Directive
Pick out every line below that contains the string "Spent", matching case exactly, and copy each of those lines.

====== Entries ======

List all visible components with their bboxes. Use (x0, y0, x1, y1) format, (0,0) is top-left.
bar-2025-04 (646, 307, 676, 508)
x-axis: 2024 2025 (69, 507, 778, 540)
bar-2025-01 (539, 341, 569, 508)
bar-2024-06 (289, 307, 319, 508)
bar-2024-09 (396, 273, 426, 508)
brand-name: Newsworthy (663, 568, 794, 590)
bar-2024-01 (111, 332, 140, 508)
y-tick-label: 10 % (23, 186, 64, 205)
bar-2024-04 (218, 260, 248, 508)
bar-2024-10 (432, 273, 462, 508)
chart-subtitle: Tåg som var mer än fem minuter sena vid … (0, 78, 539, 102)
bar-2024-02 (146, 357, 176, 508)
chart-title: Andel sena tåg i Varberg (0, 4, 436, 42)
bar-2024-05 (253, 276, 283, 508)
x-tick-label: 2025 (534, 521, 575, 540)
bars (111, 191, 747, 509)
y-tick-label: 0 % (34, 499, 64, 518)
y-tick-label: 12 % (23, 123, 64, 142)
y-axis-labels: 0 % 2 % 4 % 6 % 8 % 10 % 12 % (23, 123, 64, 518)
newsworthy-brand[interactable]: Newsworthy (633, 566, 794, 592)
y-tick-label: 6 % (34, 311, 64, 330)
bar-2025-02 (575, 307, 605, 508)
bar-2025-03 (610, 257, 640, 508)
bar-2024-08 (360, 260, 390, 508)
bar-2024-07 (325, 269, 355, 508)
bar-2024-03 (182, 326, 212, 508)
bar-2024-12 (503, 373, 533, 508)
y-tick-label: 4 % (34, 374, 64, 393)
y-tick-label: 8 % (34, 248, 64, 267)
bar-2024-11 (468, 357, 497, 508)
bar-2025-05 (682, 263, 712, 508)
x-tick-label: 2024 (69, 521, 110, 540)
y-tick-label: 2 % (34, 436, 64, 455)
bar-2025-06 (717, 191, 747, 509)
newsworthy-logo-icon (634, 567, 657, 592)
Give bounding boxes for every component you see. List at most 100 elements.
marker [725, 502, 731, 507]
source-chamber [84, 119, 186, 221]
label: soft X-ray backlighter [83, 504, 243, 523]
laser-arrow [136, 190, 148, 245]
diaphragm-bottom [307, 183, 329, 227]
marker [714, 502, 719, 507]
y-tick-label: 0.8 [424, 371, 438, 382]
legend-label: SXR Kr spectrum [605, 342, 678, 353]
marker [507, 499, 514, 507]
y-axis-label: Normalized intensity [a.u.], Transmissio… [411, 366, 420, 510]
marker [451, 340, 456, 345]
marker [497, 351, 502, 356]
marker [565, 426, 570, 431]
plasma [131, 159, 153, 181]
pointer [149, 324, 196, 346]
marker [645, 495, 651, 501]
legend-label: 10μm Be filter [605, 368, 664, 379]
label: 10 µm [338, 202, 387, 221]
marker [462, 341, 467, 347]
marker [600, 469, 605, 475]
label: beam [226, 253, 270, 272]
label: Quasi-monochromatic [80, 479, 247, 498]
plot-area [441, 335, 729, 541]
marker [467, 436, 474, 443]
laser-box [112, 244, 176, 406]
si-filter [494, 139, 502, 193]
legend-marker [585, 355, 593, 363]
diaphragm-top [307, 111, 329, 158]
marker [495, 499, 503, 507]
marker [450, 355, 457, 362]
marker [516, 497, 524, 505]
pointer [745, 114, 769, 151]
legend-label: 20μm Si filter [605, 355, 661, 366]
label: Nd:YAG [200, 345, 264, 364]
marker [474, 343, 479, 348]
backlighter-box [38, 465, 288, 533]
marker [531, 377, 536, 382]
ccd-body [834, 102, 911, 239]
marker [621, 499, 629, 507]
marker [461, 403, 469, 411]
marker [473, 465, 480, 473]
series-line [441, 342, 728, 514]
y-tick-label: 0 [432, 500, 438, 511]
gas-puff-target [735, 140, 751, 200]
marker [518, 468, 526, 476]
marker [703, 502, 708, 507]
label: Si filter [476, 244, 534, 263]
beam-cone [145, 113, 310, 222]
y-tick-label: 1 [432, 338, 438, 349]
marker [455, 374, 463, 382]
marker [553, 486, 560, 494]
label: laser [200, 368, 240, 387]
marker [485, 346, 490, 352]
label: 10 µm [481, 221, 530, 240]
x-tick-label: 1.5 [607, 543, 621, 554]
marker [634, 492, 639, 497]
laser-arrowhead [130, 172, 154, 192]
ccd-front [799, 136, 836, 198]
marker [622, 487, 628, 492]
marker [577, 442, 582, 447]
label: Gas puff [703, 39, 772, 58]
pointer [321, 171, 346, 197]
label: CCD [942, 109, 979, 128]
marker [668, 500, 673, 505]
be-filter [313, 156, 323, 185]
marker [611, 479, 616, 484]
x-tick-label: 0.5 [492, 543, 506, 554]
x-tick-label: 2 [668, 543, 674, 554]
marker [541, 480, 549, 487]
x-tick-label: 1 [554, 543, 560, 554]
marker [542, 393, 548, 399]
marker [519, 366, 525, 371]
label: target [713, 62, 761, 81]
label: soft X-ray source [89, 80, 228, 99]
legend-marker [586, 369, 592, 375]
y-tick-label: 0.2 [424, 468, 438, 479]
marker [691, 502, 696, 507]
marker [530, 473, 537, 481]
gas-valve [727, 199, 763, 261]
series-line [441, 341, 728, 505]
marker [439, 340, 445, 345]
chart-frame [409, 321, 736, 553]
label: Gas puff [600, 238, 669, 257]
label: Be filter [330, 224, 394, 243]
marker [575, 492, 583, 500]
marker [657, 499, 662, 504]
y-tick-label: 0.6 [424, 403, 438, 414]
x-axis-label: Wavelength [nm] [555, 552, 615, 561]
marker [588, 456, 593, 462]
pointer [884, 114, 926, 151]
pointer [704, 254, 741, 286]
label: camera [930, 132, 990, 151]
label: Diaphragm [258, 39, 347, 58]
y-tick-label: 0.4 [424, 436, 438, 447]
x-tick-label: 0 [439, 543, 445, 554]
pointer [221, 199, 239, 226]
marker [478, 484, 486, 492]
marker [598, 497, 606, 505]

======
====== Entries ======

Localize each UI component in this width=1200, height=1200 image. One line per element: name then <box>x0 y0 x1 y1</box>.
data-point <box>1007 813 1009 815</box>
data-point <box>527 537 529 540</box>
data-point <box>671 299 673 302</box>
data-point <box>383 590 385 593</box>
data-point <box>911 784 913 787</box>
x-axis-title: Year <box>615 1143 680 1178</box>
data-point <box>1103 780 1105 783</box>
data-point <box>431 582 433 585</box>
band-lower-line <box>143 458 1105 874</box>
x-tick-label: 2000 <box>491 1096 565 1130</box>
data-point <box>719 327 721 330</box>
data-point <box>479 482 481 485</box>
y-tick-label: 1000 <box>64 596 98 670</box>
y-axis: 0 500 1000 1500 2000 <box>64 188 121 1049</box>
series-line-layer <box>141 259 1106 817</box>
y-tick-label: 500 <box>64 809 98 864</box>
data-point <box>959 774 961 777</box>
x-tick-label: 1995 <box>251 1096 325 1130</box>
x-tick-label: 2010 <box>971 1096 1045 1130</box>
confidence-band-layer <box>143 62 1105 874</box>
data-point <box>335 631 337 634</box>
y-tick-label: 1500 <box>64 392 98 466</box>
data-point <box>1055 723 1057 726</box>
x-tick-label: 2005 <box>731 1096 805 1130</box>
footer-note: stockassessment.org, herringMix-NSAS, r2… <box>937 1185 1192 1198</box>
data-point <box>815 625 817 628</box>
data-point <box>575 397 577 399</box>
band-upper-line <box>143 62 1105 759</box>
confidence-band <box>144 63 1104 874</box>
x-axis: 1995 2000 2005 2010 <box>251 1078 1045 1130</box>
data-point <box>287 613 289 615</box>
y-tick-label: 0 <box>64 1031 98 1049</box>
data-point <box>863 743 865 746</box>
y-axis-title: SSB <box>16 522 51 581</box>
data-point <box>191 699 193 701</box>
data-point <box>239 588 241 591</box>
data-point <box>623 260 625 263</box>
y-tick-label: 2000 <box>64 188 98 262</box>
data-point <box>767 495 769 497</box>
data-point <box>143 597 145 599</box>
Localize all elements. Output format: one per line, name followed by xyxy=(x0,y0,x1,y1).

======
====== Entries ======

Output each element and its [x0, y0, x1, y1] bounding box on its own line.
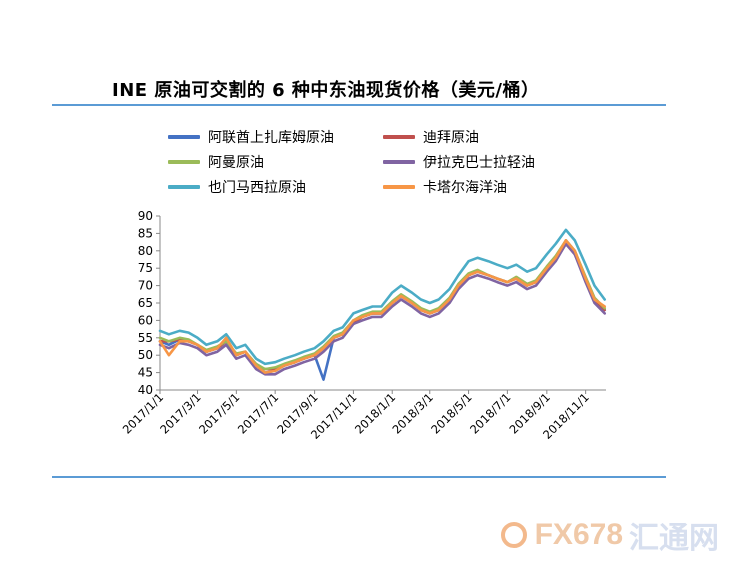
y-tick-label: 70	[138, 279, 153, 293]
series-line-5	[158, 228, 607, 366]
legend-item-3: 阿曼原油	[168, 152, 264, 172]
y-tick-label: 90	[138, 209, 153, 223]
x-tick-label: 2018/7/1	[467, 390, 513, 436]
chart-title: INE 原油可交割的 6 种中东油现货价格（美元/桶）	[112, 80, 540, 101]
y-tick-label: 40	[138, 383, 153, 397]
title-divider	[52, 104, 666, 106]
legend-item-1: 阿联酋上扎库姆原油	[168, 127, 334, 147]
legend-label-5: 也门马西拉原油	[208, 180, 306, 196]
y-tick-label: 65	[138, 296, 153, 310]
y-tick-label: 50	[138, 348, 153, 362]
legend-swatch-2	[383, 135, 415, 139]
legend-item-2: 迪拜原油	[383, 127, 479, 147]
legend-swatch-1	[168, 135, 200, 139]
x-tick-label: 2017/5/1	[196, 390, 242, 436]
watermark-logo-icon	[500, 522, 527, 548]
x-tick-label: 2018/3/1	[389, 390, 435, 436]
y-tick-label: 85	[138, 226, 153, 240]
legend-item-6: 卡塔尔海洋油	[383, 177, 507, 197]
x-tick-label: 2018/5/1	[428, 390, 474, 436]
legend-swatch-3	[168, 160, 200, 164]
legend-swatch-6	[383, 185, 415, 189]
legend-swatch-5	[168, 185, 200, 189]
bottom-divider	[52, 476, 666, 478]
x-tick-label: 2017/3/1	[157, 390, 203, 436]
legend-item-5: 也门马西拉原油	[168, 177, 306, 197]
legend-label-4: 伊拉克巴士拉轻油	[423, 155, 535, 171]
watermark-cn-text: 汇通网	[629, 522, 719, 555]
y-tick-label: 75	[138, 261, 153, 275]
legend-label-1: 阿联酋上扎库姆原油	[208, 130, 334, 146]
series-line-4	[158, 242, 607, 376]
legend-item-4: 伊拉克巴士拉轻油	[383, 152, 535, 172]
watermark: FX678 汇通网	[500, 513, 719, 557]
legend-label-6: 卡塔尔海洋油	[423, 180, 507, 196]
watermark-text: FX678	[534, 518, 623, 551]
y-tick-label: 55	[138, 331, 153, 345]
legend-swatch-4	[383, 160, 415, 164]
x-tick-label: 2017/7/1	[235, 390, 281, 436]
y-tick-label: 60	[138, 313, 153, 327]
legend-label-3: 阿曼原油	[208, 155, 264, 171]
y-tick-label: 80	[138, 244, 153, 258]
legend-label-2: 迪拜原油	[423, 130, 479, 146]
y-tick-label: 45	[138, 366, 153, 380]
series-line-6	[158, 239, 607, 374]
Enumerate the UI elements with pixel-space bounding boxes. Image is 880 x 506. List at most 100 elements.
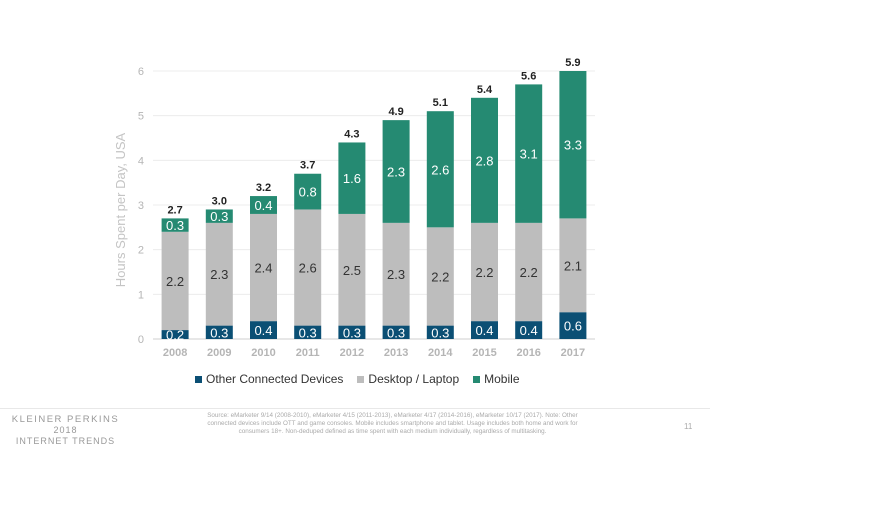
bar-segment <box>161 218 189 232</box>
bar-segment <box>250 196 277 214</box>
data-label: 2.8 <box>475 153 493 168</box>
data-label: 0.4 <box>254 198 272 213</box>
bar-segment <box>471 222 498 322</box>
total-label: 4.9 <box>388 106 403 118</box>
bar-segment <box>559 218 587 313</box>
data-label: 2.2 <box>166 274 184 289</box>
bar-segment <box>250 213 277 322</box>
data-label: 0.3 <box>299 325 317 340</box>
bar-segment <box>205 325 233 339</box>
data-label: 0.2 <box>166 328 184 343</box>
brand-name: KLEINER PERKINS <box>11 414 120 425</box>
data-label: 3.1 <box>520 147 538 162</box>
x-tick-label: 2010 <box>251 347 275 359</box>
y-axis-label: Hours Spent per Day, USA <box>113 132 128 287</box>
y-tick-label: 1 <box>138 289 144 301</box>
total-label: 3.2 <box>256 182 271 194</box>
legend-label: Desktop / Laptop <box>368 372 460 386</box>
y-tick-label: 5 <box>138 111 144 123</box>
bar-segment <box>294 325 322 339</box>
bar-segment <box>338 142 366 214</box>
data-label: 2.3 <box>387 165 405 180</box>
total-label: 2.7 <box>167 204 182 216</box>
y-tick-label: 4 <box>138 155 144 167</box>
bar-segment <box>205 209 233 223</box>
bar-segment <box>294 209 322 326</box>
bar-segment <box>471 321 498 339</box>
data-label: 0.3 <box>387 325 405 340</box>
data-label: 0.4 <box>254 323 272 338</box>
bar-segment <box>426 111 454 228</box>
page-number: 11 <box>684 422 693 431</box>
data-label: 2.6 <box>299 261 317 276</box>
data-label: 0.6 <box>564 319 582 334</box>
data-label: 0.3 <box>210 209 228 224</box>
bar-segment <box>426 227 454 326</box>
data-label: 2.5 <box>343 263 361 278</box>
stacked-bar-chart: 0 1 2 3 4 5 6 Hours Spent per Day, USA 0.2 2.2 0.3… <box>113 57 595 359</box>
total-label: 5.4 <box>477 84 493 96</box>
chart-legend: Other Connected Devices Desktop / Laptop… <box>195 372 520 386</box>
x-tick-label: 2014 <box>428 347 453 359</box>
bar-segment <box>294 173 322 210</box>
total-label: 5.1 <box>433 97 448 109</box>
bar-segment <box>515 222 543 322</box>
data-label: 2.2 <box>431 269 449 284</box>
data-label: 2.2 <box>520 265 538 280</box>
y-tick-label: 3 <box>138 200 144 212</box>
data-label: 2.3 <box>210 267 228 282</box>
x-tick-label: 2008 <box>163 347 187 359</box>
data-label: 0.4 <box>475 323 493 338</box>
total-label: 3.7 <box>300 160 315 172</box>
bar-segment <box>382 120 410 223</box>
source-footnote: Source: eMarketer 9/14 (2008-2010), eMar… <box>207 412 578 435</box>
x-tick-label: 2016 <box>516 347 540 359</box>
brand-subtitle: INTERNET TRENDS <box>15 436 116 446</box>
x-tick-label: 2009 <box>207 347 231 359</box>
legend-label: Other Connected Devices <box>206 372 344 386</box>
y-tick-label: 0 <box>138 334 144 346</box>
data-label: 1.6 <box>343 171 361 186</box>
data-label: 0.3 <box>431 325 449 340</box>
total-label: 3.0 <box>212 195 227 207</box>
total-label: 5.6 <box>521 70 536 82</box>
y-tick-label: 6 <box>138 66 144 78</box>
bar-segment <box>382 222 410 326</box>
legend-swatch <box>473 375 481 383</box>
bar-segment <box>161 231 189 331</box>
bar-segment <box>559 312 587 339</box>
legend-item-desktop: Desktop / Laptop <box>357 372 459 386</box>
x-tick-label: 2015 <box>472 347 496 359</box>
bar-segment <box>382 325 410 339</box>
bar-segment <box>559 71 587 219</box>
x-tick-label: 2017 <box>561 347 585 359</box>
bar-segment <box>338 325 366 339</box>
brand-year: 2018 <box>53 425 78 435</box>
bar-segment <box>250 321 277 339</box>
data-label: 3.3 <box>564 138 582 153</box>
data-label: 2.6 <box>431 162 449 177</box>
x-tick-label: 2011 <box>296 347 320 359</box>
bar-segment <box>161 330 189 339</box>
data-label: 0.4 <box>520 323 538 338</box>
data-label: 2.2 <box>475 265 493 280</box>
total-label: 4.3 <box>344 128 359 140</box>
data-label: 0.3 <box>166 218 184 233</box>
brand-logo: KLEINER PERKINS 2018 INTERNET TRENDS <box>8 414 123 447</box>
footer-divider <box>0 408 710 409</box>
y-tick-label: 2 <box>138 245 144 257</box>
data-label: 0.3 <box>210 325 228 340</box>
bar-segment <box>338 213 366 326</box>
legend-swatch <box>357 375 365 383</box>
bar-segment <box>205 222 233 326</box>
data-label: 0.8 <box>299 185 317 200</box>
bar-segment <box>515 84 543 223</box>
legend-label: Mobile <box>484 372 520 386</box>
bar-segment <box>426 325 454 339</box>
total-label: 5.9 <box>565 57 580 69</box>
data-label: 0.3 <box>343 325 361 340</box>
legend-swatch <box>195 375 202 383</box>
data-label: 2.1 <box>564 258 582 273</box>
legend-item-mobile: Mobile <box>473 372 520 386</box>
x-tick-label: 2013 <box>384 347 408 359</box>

======

Task output
y-axis-label: Hours Spent per Day, USA <box>113 132 128 287</box>
stacked-bar-chart: 0 1 2 3 4 5 6 Hours Spent per Day, USA 0.2 2.2 0.3… <box>113 57 595 359</box>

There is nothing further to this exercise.